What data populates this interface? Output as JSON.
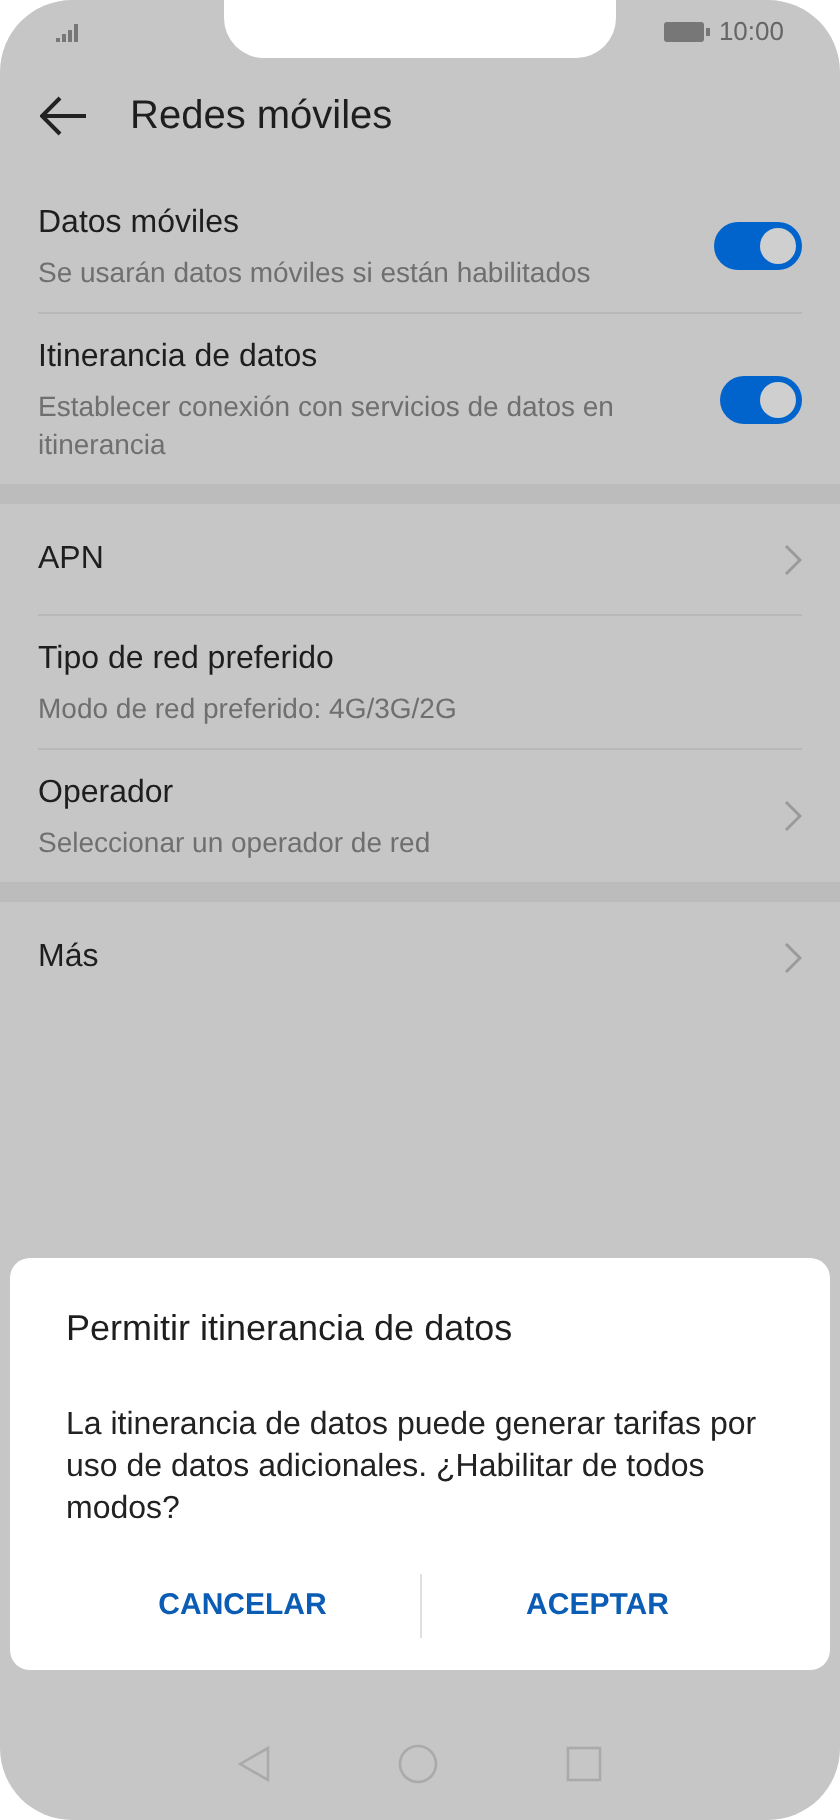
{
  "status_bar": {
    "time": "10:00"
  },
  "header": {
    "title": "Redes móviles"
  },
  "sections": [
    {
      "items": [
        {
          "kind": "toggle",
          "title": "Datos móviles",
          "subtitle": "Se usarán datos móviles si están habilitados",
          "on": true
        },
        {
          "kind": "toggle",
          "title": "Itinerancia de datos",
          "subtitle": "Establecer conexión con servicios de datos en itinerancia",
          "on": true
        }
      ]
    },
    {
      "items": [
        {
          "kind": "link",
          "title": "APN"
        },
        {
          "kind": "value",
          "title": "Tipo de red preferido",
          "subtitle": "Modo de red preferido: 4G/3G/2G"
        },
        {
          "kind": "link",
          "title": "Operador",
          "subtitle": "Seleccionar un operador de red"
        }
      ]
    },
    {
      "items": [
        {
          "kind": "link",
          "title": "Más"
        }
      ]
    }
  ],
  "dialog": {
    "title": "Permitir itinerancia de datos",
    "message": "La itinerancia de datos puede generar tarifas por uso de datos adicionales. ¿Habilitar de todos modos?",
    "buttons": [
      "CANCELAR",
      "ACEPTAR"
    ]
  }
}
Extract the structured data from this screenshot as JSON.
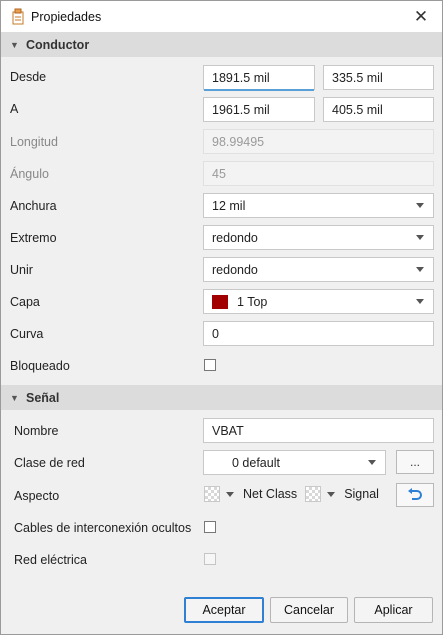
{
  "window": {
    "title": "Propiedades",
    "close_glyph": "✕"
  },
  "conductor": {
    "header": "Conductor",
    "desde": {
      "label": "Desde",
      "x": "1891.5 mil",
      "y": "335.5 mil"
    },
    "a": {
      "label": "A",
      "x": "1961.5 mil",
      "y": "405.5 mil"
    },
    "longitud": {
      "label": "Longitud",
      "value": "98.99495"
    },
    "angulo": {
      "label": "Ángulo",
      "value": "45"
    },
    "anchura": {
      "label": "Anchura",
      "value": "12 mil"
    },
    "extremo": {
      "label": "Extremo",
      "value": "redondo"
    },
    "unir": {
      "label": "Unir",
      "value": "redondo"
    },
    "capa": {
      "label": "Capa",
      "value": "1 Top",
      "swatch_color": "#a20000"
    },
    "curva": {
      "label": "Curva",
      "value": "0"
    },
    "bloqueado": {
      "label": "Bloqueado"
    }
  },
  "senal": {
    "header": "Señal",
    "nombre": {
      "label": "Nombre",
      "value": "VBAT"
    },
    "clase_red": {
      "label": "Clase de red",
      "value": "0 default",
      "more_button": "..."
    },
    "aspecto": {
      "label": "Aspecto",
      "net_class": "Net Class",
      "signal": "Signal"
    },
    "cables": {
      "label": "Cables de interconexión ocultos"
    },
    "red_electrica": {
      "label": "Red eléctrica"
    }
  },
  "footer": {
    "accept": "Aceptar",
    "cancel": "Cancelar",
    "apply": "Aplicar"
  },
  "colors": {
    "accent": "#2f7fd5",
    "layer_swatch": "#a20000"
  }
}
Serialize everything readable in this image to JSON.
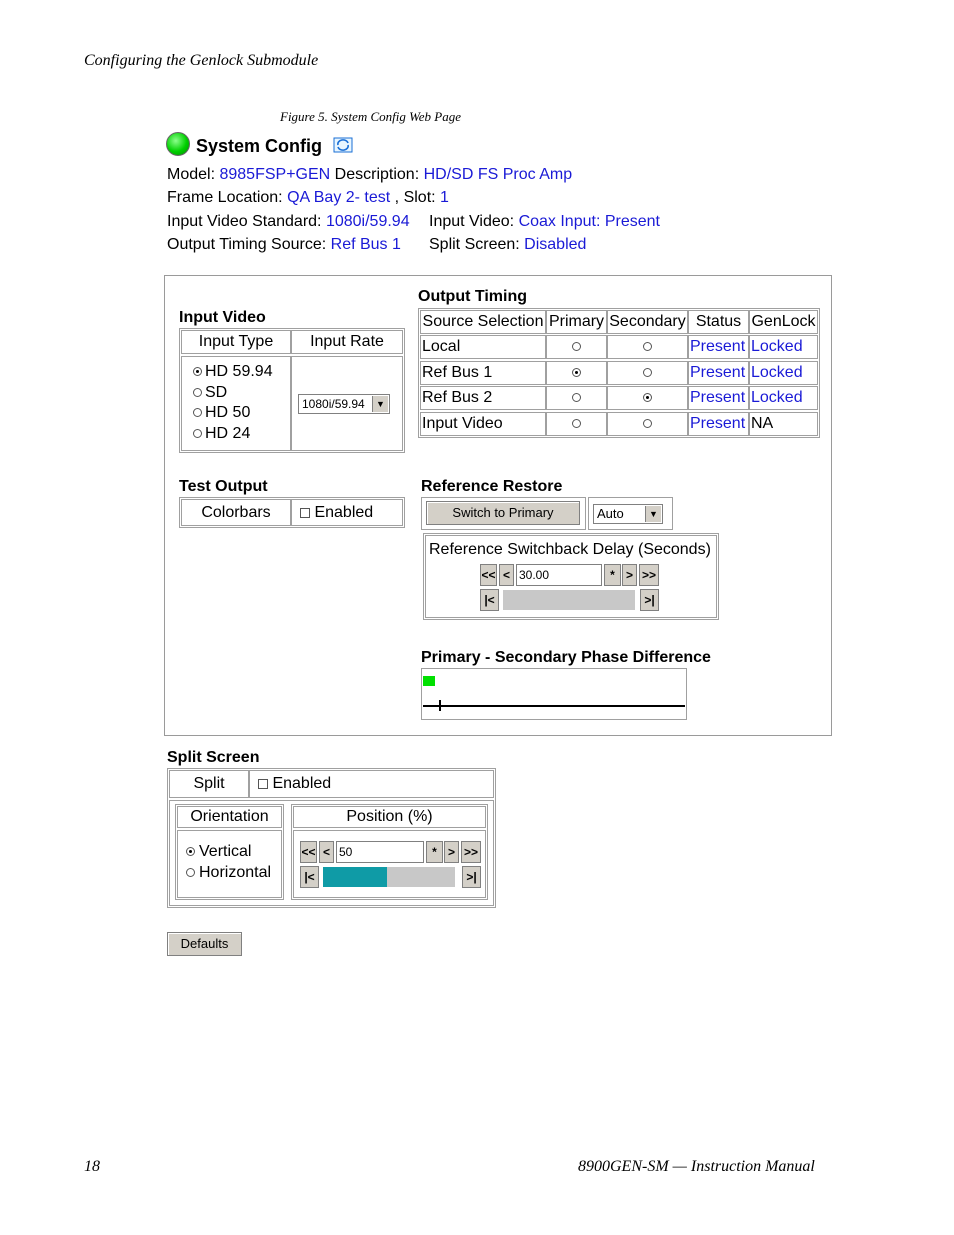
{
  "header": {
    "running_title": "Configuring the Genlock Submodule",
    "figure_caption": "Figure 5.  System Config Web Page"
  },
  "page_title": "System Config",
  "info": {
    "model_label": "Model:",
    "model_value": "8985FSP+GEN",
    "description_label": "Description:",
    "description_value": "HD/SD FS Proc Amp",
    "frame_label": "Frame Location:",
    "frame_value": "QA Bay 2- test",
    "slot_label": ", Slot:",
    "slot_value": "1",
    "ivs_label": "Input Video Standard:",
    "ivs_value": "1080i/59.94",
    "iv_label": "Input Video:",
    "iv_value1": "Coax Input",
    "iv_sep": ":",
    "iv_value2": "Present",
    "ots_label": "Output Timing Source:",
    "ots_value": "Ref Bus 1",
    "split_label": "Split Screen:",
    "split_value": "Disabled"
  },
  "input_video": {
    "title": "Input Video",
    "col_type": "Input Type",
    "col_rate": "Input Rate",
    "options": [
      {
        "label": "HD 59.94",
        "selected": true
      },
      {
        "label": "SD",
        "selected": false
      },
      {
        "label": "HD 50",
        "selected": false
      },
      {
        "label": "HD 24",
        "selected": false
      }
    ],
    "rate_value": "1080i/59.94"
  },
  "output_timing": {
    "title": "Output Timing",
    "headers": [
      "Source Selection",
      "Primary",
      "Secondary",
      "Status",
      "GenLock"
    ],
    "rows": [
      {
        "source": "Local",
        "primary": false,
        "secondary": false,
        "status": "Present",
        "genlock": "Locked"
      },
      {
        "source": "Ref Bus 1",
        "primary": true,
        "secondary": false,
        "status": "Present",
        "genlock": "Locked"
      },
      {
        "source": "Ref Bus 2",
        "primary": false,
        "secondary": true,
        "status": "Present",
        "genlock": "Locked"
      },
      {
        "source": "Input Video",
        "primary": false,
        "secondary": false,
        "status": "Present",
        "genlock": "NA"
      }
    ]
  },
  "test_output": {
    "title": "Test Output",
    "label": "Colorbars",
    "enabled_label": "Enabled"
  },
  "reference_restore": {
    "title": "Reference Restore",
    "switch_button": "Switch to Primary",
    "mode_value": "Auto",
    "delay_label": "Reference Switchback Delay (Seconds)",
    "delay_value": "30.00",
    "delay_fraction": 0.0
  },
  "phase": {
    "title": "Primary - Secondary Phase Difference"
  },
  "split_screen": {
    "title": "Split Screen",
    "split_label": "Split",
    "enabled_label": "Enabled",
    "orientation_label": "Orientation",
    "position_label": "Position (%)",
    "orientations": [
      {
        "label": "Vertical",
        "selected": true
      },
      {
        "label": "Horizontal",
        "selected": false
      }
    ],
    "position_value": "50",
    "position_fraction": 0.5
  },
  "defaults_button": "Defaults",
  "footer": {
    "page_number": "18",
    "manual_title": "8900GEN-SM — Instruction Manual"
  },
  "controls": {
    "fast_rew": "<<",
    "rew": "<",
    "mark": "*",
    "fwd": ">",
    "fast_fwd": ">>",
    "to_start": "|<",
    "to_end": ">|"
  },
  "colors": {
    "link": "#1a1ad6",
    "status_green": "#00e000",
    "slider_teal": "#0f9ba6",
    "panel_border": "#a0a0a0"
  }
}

OBJECTIVE - Make a word-for-word copy of the entries, without any pictures.

THE RESULT -
What data populates this interface? Output as JSON.
{
  "status_bar": {
    "time": "10:00"
  },
  "header": {
    "title": "Redes móviles"
  },
  "sections": [
    {
      "items": [
        {
          "kind": "toggle",
          "title": "Datos móviles",
          "subtitle": "Se usarán datos móviles si están habilitados",
          "on": true
        },
        {
          "kind": "toggle",
          "title": "Itinerancia de datos",
          "subtitle": "Establecer conexión con servicios de datos en itinerancia",
          "on": true
        }
      ]
    },
    {
      "items": [
        {
          "kind": "link",
          "title": "APN"
        },
        {
          "kind": "value",
          "title": "Tipo de red preferido",
          "subtitle": "Modo de red preferido: 4G/3G/2G"
        },
        {
          "kind": "link",
          "title": "Operador",
          "subtitle": "Seleccionar un operador de red"
        }
      ]
    },
    {
      "items": [
        {
          "kind": "link",
          "title": "Más"
        }
      ]
    }
  ],
  "dialog": {
    "title": "Permitir itinerancia de datos",
    "message": "La itinerancia de datos puede generar tarifas por uso de datos adicionales. ¿Habilitar de todos modos?",
    "buttons": [
      "CANCELAR",
      "ACEPTAR"
    ]
  }
}
Extract the structured data from this screenshot as JSON.
{
  "window": {
    "title": "Propiedades",
    "close_glyph": "✕"
  },
  "conductor": {
    "header": "Conductor",
    "desde": {
      "label": "Desde",
      "x": "1891.5 mil",
      "y": "335.5 mil"
    },
    "a": {
      "label": "A",
      "x": "1961.5 mil",
      "y": "405.5 mil"
    },
    "longitud": {
      "label": "Longitud",
      "value": "98.99495"
    },
    "angulo": {
      "label": "Ángulo",
      "value": "45"
    },
    "anchura": {
      "label": "Anchura",
      "value": "12 mil"
    },
    "extremo": {
      "label": "Extremo",
      "value": "redondo"
    },
    "unir": {
      "label": "Unir",
      "value": "redondo"
    },
    "capa": {
      "label": "Capa",
      "value": "1 Top",
      "swatch_color": "#a20000"
    },
    "curva": {
      "label": "Curva",
      "value": "0"
    },
    "bloqueado": {
      "label": "Bloqueado"
    }
  },
  "senal": {
    "header": "Señal",
    "nombre": {
      "label": "Nombre",
      "value": "VBAT"
    },
    "clase_red": {
      "label": "Clase de red",
      "value": "0 default",
      "more_button": "..."
    },
    "aspecto": {
      "label": "Aspecto",
      "net_class": "Net Class",
      "signal": "Signal"
    },
    "cables": {
      "label": "Cables de interconexión ocultos"
    },
    "red_electrica": {
      "label": "Red eléctrica"
    }
  },
  "footer": {
    "accept": "Aceptar",
    "cancel": "Cancelar",
    "apply": "Aplicar"
  },
  "colors": {
    "accent": "#2f7fd5",
    "layer_swatch": "#a20000"
  }
}
Serialize everything readable in this image to JSON.
{
  "header": {
    "running_title": "Configuring the Genlock Submodule",
    "figure_caption": "Figure 5.  System Config Web Page"
  },
  "page_title": "System Config",
  "info": {
    "model_label": "Model:",
    "model_value": "8985FSP+GEN",
    "description_label": "Description:",
    "description_value": "HD/SD FS Proc Amp",
    "frame_label": "Frame Location:",
    "frame_value": "QA Bay 2- test",
    "slot_label": ", Slot:",
    "slot_value": "1",
    "ivs_label": "Input Video Standard:",
    "ivs_value": "1080i/59.94",
    "iv_label": "Input Video:",
    "iv_value1": "Coax Input",
    "iv_sep": ":",
    "iv_value2": "Present",
    "ots_label": "Output Timing Source:",
    "ots_value": "Ref Bus 1",
    "split_label": "Split Screen:",
    "split_value": "Disabled"
  },
  "input_video": {
    "title": "Input Video",
    "col_type": "Input Type",
    "col_rate": "Input Rate",
    "options": [
      {
        "label": "HD 59.94",
        "selected": true
      },
      {
        "label": "SD",
        "selected": false
      },
      {
        "label": "HD 50",
        "selected": false
      },
      {
        "label": "HD 24",
        "selected": false
      }
    ],
    "rate_value": "1080i/59.94"
  },
  "output_timing": {
    "title": "Output Timing",
    "headers": [
      "Source Selection",
      "Primary",
      "Secondary",
      "Status",
      "GenLock"
    ],
    "rows": [
      {
        "source": "Local",
        "primary": false,
        "secondary": false,
        "status": "Present",
        "genlock": "Locked"
      },
      {
        "source": "Ref Bus 1",
        "primary": true,
        "secondary": false,
        "status": "Present",
        "genlock": "Locked"
      },
      {
        "source": "Ref Bus 2",
        "primary": false,
        "secondary": true,
        "status": "Present",
        "genlock": "Locked"
      },
      {
        "source": "Input Video",
        "primary": false,
        "secondary": false,
        "status": "Present",
        "genlock": "NA"
      }
    ]
  },
  "test_output": {
    "title": "Test Output",
    "label": "Colorbars",
    "enabled_label": "Enabled"
  },
  "reference_restore": {
    "title": "Reference Restore",
    "switch_button": "Switch to Primary",
    "mode_value": "Auto",
    "delay_label": "Reference Switchback Delay (Seconds)",
    "delay_value": "30.00",
    "delay_fraction": 0.0
  },
  "phase": {
    "title": "Primary - Secondary Phase Difference"
  },
  "split_screen": {
    "title": "Split Screen",
    "split_label": "Split",
    "enabled_label": "Enabled",
    "orientation_label": "Orientation",
    "position_label": "Position (%)",
    "orientations": [
      {
        "label": "Vertical",
        "selected": true
      },
      {
        "label": "Horizontal",
        "selected": false
      }
    ],
    "position_value": "50",
    "position_fraction": 0.5
  },
  "defaults_button": "Defaults",
  "footer": {
    "page_number": "18",
    "manual_title": "8900GEN-SM — Instruction Manual"
  },
  "controls": {
    "fast_rew": "<<",
    "rew": "<",
    "mark": "*",
    "fwd": ">",
    "fast_fwd": ">>",
    "to_start": "|<",
    "to_end": ">|"
  },
  "colors": {
    "link": "#1a1ad6",
    "status_green": "#00e000",
    "slider_teal": "#0f9ba6",
    "panel_border": "#a0a0a0"
  }
}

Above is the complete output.